# START OF Dataset records
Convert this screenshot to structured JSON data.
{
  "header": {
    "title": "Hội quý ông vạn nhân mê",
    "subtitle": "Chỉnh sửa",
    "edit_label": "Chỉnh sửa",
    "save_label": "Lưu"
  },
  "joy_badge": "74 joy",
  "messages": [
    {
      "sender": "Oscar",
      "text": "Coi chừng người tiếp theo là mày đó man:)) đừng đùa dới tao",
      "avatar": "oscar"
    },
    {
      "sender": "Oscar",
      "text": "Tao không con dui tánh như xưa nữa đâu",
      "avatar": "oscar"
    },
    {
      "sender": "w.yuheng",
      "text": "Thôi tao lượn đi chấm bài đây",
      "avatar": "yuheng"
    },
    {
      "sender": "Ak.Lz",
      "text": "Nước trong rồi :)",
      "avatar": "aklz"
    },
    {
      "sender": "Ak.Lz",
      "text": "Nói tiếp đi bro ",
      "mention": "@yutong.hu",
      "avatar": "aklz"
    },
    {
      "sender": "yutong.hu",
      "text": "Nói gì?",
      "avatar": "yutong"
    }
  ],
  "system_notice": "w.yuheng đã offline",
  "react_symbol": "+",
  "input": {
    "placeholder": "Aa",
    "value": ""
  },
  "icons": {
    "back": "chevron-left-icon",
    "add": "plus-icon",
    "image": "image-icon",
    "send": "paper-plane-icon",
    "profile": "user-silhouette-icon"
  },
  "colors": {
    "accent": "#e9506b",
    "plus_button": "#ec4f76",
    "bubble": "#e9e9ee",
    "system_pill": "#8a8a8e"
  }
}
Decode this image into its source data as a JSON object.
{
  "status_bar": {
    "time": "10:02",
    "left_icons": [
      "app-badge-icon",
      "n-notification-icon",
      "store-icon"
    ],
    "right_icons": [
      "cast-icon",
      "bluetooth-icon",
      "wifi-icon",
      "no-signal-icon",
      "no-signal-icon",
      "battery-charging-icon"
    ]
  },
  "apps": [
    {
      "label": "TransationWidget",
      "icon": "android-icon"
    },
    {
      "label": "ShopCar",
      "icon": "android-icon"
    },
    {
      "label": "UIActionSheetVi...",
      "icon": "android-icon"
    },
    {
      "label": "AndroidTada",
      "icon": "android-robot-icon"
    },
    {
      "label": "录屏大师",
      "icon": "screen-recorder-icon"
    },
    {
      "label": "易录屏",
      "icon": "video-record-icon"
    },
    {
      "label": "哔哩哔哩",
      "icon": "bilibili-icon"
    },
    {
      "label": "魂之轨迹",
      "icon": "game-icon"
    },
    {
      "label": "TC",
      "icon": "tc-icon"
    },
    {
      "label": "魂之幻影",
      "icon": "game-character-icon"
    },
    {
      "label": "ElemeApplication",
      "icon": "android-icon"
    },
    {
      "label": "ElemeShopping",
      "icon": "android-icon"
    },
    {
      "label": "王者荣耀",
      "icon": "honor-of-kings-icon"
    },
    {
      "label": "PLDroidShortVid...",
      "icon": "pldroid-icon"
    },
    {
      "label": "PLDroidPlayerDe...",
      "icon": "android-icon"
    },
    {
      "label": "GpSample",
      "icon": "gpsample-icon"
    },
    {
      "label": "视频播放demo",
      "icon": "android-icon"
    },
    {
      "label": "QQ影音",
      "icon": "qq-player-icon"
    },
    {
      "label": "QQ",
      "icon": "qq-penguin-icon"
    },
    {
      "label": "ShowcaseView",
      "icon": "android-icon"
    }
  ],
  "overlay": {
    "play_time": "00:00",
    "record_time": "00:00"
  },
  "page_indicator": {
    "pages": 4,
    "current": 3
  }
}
# END OF Dataset records
What do the records say? Quote them all exactly.

◆ Answer for the task ◆
Convert this screenshot to structured JSON data.
{
  "header": {
    "title": "Hội quý ông vạn nhân mê",
    "subtitle": "Chỉnh sửa",
    "edit_label": "Chỉnh sửa",
    "save_label": "Lưu"
  },
  "joy_badge": "74 joy",
  "messages": [
    {
      "sender": "Oscar",
      "text": "Coi chừng người tiếp theo là mày đó man:)) đừng đùa dới tao",
      "avatar": "oscar"
    },
    {
      "sender": "Oscar",
      "text": "Tao không con dui tánh như xưa nữa đâu",
      "avatar": "oscar"
    },
    {
      "sender": "w.yuheng",
      "text": "Thôi tao lượn đi chấm bài đây",
      "avatar": "yuheng"
    },
    {
      "sender": "Ak.Lz",
      "text": "Nước trong rồi :)",
      "avatar": "aklz"
    },
    {
      "sender": "Ak.Lz",
      "text": "Nói tiếp đi bro ",
      "mention": "@yutong.hu",
      "avatar": "aklz"
    },
    {
      "sender": "yutong.hu",
      "text": "Nói gì?",
      "avatar": "yutong"
    }
  ],
  "system_notice": "w.yuheng đã offline",
  "react_symbol": "+",
  "input": {
    "placeholder": "Aa",
    "value": ""
  },
  "icons": {
    "back": "chevron-left-icon",
    "add": "plus-icon",
    "image": "image-icon",
    "send": "paper-plane-icon",
    "profile": "user-silhouette-icon"
  },
  "colors": {
    "accent": "#e9506b",
    "plus_button": "#ec4f76",
    "bubble": "#e9e9ee",
    "system_pill": "#8a8a8e"
  }
}
Decode this image into its source data as a JSON object.
{
  "status_bar": {
    "time": "10:02",
    "left_icons": [
      "app-badge-icon",
      "n-notification-icon",
      "store-icon"
    ],
    "right_icons": [
      "cast-icon",
      "bluetooth-icon",
      "wifi-icon",
      "no-signal-icon",
      "no-signal-icon",
      "battery-charging-icon"
    ]
  },
  "apps": [
    {
      "label": "TransationWidget",
      "icon": "android-icon"
    },
    {
      "label": "ShopCar",
      "icon": "android-icon"
    },
    {
      "label": "UIActionSheetVi...",
      "icon": "android-icon"
    },
    {
      "label": "AndroidTada",
      "icon": "android-robot-icon"
    },
    {
      "label": "录屏大师",
      "icon": "screen-recorder-icon"
    },
    {
      "label": "易录屏",
      "icon": "video-record-icon"
    },
    {
      "label": "哔哩哔哩",
      "icon": "bilibili-icon"
    },
    {
      "label": "魂之轨迹",
      "icon": "game-icon"
    },
    {
      "label": "TC",
      "icon": "tc-icon"
    },
    {
      "label": "魂之幻影",
      "icon": "game-character-icon"
    },
    {
      "label": "ElemeApplication",
      "icon": "android-icon"
    },
    {
      "label": "ElemeShopping",
      "icon": "android-icon"
    },
    {
      "label": "王者荣耀",
      "icon": "honor-of-kings-icon"
    },
    {
      "label": "PLDroidShortVid...",
      "icon": "pldroid-icon"
    },
    {
      "label": "PLDroidPlayerDe...",
      "icon": "android-icon"
    },
    {
      "label": "GpSample",
      "icon": "gpsample-icon"
    },
    {
      "label": "视频播放demo",
      "icon": "android-icon"
    },
    {
      "label": "QQ影音",
      "icon": "qq-player-icon"
    },
    {
      "label": "QQ",
      "icon": "qq-penguin-icon"
    },
    {
      "label": "ShowcaseView",
      "icon": "android-icon"
    }
  ],
  "overlay": {
    "play_time": "00:00",
    "record_time": "00:00"
  },
  "page_indicator": {
    "pages": 4,
    "current": 3
  }
}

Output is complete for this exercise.